Aim of the task:
Quote every line below exactly as it reads.
BEGIN Data for this exercise
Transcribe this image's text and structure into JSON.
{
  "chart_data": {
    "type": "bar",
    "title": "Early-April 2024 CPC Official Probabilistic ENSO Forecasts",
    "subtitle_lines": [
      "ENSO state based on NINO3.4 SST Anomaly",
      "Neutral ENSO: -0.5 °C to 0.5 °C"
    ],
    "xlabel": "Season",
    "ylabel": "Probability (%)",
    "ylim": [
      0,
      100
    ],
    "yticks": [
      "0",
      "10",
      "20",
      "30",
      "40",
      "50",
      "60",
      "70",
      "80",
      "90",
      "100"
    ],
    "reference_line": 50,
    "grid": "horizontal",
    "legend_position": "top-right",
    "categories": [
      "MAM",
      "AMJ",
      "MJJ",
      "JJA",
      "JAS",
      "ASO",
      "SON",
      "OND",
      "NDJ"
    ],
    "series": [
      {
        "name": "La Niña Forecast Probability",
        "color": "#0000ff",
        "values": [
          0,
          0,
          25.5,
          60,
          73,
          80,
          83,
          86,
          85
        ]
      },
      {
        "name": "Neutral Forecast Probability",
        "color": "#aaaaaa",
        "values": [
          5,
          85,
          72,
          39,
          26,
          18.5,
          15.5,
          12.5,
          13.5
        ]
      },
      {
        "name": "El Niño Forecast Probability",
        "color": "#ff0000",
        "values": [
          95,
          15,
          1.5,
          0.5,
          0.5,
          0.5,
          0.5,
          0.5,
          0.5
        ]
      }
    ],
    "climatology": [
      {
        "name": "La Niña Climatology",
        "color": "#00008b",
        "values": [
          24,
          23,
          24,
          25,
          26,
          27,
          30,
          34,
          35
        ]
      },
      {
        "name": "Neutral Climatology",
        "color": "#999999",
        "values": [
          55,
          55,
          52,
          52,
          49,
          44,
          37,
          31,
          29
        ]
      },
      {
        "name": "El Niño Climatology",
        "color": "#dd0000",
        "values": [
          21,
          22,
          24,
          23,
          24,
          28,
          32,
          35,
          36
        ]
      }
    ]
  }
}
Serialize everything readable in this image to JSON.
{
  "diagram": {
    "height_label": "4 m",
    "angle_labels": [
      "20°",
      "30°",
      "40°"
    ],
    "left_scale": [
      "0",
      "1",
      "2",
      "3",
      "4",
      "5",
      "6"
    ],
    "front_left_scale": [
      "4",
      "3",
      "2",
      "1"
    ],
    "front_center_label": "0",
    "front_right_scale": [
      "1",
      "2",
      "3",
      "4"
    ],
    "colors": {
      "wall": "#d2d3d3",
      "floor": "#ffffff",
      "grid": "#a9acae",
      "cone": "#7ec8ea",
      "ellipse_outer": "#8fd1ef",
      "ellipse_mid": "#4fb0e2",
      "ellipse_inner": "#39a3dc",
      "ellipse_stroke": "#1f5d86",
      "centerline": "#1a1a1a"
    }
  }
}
END Data for this exercise
Reply:
Transcribe this image's text and structure into JSON.
{
  "chart_data": {
    "type": "bar",
    "title": "Early-April 2024 CPC Official Probabilistic ENSO Forecasts",
    "subtitle_lines": [
      "ENSO state based on NINO3.4 SST Anomaly",
      "Neutral ENSO: -0.5 °C to 0.5 °C"
    ],
    "xlabel": "Season",
    "ylabel": "Probability (%)",
    "ylim": [
      0,
      100
    ],
    "yticks": [
      "0",
      "10",
      "20",
      "30",
      "40",
      "50",
      "60",
      "70",
      "80",
      "90",
      "100"
    ],
    "reference_line": 50,
    "grid": "horizontal",
    "legend_position": "top-right",
    "categories": [
      "MAM",
      "AMJ",
      "MJJ",
      "JJA",
      "JAS",
      "ASO",
      "SON",
      "OND",
      "NDJ"
    ],
    "series": [
      {
        "name": "La Niña Forecast Probability",
        "color": "#0000ff",
        "values": [
          0,
          0,
          25.5,
          60,
          73,
          80,
          83,
          86,
          85
        ]
      },
      {
        "name": "Neutral Forecast Probability",
        "color": "#aaaaaa",
        "values": [
          5,
          85,
          72,
          39,
          26,
          18.5,
          15.5,
          12.5,
          13.5
        ]
      },
      {
        "name": "El Niño Forecast Probability",
        "color": "#ff0000",
        "values": [
          95,
          15,
          1.5,
          0.5,
          0.5,
          0.5,
          0.5,
          0.5,
          0.5
        ]
      }
    ],
    "climatology": [
      {
        "name": "La Niña Climatology",
        "color": "#00008b",
        "values": [
          24,
          23,
          24,
          25,
          26,
          27,
          30,
          34,
          35
        ]
      },
      {
        "name": "Neutral Climatology",
        "color": "#999999",
        "values": [
          55,
          55,
          52,
          52,
          49,
          44,
          37,
          31,
          29
        ]
      },
      {
        "name": "El Niño Climatology",
        "color": "#dd0000",
        "values": [
          21,
          22,
          24,
          23,
          24,
          28,
          32,
          35,
          36
        ]
      }
    ]
  }
}
Serialize everything readable in this image to JSON.
{
  "diagram": {
    "height_label": "4 m",
    "angle_labels": [
      "20°",
      "30°",
      "40°"
    ],
    "left_scale": [
      "0",
      "1",
      "2",
      "3",
      "4",
      "5",
      "6"
    ],
    "front_left_scale": [
      "4",
      "3",
      "2",
      "1"
    ],
    "front_center_label": "0",
    "front_right_scale": [
      "1",
      "2",
      "3",
      "4"
    ],
    "colors": {
      "wall": "#d2d3d3",
      "floor": "#ffffff",
      "grid": "#a9acae",
      "cone": "#7ec8ea",
      "ellipse_outer": "#8fd1ef",
      "ellipse_mid": "#4fb0e2",
      "ellipse_inner": "#39a3dc",
      "ellipse_stroke": "#1f5d86",
      "centerline": "#1a1a1a"
    }
  }
}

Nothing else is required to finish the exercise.